- _Given instruction_:
Can you write out every one of the rows below again, unchanged and in the same order?

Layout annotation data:
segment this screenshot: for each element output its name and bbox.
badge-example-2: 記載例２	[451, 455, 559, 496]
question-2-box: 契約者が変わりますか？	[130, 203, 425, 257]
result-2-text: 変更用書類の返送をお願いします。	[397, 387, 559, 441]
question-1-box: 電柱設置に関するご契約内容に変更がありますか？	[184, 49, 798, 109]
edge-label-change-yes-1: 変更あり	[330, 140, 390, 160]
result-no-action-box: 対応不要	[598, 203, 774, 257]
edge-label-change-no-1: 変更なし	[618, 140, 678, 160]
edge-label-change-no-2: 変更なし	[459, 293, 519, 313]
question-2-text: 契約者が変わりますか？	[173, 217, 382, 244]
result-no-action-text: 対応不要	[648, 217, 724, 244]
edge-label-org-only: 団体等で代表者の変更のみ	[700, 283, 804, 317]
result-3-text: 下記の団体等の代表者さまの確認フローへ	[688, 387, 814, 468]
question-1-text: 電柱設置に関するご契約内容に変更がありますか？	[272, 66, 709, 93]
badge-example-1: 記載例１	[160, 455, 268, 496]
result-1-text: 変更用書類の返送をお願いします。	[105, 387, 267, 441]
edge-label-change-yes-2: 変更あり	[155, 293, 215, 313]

- _Exercise response_:
segment this screenshot: for each element output its name and bbox.
badge-example-2: 記載例２	[451, 455, 559, 496]
question-2-box: 契約者が変わりますか？	[130, 203, 425, 257]
result-2-text: 変更用書類の返送をお願いします。	[397, 387, 559, 441]
question-1-box: 電柱設置に関するご契約内容に変更がありますか？	[184, 49, 798, 109]
edge-label-change-yes-1: 変更あり	[330, 140, 390, 160]
result-no-action-box: 対応不要	[598, 203, 774, 257]
edge-label-change-no-1: 変更なし	[618, 140, 678, 160]
edge-label-change-no-2: 変更なし	[459, 293, 519, 313]
question-2-text: 契約者が変わりますか？	[173, 217, 382, 244]
result-no-action-text: 対応不要	[648, 217, 724, 244]
edge-label-org-only: 団体等で代表者の変更のみ	[700, 283, 804, 317]
result-3-text: 下記の団体等の代表者さまの確認フローへ	[688, 387, 814, 468]
question-1-text: 電柱設置に関するご契約内容に変更がありますか？	[272, 66, 709, 93]
badge-example-1: 記載例１	[160, 455, 268, 496]
result-1-text: 変更用書類の返送をお願いします。	[105, 387, 267, 441]
edge-label-change-yes-2: 変更あり	[155, 293, 215, 313]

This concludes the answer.